**EXERCISE DESCRIPTION**. The listing below must be repeated word for word, with its images excluded.
------ AVAILABLE RECORDS ------
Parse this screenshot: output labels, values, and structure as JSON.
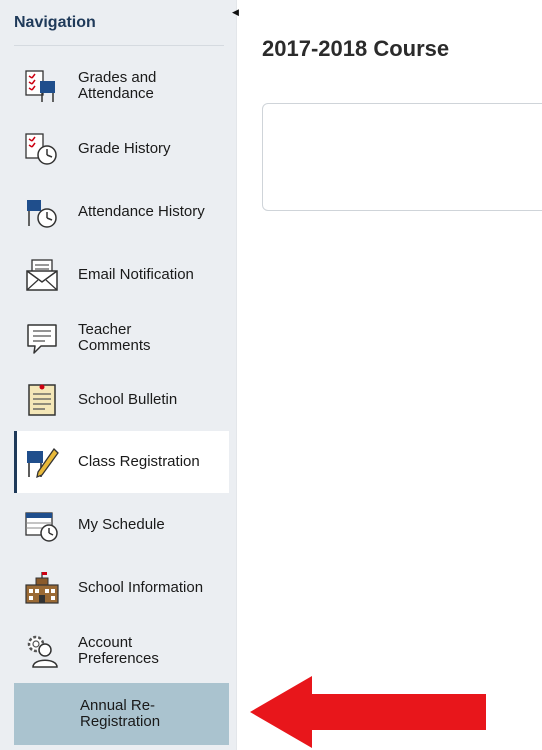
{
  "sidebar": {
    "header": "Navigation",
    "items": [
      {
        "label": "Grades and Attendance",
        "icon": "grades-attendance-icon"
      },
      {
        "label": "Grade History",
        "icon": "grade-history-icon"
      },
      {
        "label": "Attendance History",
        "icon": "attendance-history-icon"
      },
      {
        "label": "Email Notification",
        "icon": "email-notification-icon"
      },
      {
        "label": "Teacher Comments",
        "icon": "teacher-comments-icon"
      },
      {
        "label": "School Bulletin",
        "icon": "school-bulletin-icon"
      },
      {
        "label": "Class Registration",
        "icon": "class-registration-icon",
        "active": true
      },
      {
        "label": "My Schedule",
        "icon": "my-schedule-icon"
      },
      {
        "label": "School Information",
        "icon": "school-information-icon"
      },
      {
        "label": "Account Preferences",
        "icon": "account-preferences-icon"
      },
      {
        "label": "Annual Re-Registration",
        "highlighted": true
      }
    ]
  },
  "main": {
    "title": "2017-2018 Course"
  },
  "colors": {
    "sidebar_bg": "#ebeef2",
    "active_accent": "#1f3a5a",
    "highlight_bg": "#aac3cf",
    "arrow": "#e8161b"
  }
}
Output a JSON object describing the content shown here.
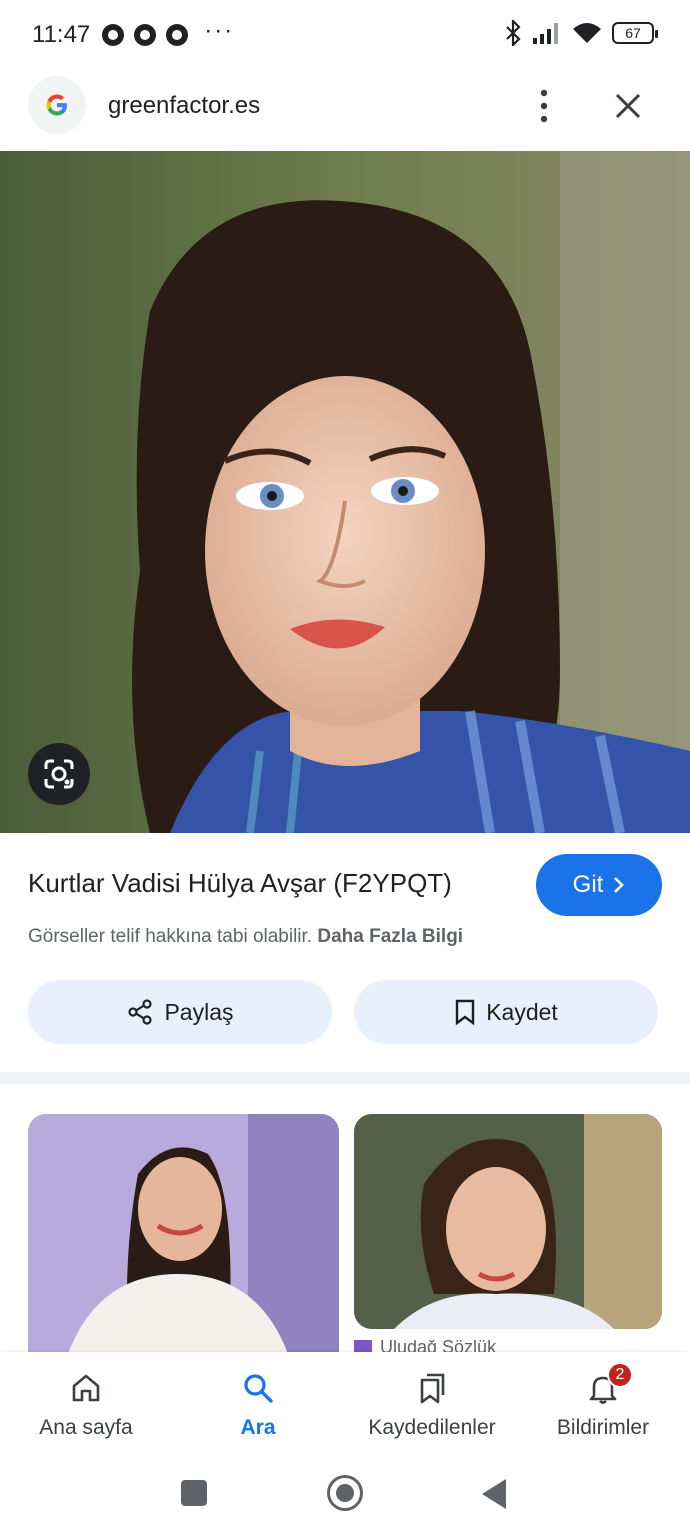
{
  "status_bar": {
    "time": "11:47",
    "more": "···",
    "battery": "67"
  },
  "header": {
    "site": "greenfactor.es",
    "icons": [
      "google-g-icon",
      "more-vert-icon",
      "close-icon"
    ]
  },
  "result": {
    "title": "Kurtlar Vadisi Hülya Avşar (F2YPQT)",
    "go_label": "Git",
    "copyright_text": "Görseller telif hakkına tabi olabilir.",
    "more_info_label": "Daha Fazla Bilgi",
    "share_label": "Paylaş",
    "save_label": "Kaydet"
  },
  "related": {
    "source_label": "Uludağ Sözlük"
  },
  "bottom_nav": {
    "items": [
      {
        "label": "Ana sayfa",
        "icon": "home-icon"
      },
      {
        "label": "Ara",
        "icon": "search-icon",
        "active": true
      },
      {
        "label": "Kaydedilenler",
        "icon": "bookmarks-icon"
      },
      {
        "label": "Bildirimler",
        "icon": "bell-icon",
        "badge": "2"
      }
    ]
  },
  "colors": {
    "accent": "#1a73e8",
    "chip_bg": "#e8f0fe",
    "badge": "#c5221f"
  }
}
------
**COMPLETE RESPONSE**.
Parse this screenshot: output labels, values, and structure as JSON.
{
  "sidebar": {
    "header": "Navigation",
    "items": [
      {
        "label": "Grades and Attendance",
        "icon": "grades-attendance-icon"
      },
      {
        "label": "Grade History",
        "icon": "grade-history-icon"
      },
      {
        "label": "Attendance History",
        "icon": "attendance-history-icon"
      },
      {
        "label": "Email Notification",
        "icon": "email-notification-icon"
      },
      {
        "label": "Teacher Comments",
        "icon": "teacher-comments-icon"
      },
      {
        "label": "School Bulletin",
        "icon": "school-bulletin-icon"
      },
      {
        "label": "Class Registration",
        "icon": "class-registration-icon",
        "active": true
      },
      {
        "label": "My Schedule",
        "icon": "my-schedule-icon"
      },
      {
        "label": "School Information",
        "icon": "school-information-icon"
      },
      {
        "label": "Account Preferences",
        "icon": "account-preferences-icon"
      },
      {
        "label": "Annual Re-Registration",
        "highlighted": true
      }
    ]
  },
  "main": {
    "title": "2017-2018 Course"
  },
  "colors": {
    "sidebar_bg": "#ebeef2",
    "active_accent": "#1f3a5a",
    "highlight_bg": "#aac3cf",
    "arrow": "#e8161b"
  }
}
Output a JSON object describing the content shown here.
{
  "status_bar": {
    "time": "11:47",
    "more": "···",
    "battery": "67"
  },
  "header": {
    "site": "greenfactor.es",
    "icons": [
      "google-g-icon",
      "more-vert-icon",
      "close-icon"
    ]
  },
  "result": {
    "title": "Kurtlar Vadisi Hülya Avşar (F2YPQT)",
    "go_label": "Git",
    "copyright_text": "Görseller telif hakkına tabi olabilir.",
    "more_info_label": "Daha Fazla Bilgi",
    "share_label": "Paylaş",
    "save_label": "Kaydet"
  },
  "related": {
    "source_label": "Uludağ Sözlük"
  },
  "bottom_nav": {
    "items": [
      {
        "label": "Ana sayfa",
        "icon": "home-icon"
      },
      {
        "label": "Ara",
        "icon": "search-icon",
        "active": true
      },
      {
        "label": "Kaydedilenler",
        "icon": "bookmarks-icon"
      },
      {
        "label": "Bildirimler",
        "icon": "bell-icon",
        "badge": "2"
      }
    ]
  },
  "colors": {
    "accent": "#1a73e8",
    "chip_bg": "#e8f0fe",
    "badge": "#c5221f"
  }
}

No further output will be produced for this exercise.